Dataset records
- - - -

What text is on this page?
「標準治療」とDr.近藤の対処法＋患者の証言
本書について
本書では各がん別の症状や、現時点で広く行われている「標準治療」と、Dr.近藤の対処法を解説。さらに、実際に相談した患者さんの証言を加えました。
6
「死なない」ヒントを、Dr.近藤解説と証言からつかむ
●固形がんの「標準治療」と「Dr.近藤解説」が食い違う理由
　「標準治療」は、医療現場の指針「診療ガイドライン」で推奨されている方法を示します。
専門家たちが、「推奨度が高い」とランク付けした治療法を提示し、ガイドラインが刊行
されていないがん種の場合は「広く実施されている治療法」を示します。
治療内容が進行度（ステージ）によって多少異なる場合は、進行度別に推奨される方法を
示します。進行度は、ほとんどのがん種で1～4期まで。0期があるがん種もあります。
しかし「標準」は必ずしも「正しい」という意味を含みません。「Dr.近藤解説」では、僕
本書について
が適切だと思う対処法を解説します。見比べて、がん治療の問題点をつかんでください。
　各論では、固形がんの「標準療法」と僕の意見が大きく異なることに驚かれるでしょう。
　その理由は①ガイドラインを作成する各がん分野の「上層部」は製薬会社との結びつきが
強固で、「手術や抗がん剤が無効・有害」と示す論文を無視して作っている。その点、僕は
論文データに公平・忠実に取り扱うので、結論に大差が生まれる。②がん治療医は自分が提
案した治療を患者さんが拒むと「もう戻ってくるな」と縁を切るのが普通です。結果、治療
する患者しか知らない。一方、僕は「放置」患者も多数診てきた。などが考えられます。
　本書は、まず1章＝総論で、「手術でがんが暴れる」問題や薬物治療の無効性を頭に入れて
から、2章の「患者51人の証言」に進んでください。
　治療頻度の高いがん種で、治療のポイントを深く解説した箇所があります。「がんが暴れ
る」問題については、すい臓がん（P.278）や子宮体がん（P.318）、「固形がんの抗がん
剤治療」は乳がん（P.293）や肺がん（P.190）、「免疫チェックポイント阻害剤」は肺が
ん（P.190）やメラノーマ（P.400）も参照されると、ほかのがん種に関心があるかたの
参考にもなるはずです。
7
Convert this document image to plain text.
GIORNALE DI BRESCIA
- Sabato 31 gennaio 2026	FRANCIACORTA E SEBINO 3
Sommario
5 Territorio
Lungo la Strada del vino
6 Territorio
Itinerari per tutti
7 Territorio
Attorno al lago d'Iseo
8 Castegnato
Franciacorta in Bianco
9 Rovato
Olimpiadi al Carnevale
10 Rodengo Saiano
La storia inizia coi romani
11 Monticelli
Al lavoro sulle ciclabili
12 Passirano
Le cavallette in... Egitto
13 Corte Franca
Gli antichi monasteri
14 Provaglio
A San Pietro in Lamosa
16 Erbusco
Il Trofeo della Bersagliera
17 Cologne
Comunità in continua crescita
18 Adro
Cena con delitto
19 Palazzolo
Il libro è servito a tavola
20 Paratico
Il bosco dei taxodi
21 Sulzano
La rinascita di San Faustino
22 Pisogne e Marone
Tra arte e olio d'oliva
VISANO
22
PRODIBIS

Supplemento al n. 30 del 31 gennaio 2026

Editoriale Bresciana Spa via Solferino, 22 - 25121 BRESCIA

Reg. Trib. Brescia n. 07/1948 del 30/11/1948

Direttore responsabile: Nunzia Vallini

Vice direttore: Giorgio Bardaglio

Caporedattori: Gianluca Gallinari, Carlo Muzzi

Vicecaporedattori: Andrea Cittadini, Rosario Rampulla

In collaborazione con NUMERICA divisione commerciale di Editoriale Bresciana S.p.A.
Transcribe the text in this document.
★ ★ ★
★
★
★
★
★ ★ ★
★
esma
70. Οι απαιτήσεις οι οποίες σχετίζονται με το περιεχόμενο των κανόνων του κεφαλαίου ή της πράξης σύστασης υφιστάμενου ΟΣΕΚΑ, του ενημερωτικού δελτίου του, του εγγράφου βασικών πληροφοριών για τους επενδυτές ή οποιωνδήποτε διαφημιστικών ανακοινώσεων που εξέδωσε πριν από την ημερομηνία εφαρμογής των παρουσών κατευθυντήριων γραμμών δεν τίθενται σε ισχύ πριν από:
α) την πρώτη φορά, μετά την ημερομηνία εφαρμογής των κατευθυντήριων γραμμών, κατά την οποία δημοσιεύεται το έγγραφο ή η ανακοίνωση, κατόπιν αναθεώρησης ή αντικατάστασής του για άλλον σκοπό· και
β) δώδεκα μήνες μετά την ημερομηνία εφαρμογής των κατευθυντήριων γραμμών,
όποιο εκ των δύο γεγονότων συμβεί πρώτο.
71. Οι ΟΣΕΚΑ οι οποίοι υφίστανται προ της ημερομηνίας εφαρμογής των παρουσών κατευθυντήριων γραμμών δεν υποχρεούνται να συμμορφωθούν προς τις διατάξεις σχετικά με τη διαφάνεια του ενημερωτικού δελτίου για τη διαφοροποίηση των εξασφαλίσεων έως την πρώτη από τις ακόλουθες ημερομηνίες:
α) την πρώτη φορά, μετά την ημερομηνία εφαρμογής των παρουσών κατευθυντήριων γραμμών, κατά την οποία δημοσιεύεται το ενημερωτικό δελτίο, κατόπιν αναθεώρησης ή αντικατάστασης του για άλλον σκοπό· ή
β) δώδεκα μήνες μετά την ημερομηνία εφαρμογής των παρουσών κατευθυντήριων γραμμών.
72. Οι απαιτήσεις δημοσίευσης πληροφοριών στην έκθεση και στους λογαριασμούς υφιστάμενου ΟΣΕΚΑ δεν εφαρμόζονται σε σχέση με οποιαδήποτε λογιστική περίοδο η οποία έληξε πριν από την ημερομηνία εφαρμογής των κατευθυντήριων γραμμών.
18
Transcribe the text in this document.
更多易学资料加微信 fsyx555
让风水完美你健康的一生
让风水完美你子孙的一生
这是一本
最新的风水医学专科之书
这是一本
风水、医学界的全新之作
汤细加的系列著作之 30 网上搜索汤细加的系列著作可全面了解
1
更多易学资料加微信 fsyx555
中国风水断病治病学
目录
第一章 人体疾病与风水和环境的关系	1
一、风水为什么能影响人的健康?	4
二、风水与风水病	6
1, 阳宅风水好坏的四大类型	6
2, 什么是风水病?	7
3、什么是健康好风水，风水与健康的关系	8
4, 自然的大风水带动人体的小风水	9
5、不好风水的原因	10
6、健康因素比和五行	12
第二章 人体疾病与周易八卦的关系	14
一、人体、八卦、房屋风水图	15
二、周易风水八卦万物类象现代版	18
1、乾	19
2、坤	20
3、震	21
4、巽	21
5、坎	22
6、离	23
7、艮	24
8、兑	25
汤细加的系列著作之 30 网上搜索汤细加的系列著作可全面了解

- - - -

## Aim
Pull every line containing the word "αναθεώρησης" out of the material and copy it.

## Output for this exercise
α) την πρώτη φορά, μετά την ημερομηνία εφαρμογής των κατευθυντήριων γραμμών, κατά την οποία δημοσιεύεται το έγγραφο ή η ανακοίνωση, κατόπιν αναθεώρησης ή αντικατάστασής του για άλλον σκοπό· και
α) την πρώτη φορά, μετά την ημερομηνία εφαρμογής των παρουσών κατευθυντήριων γραμμών, κατά την οποία δημοσιεύεται το ενημερωτικό δελτίο, κατόπιν αναθεώρησης ή αντικατάστασης του για άλλον σκοπό· ή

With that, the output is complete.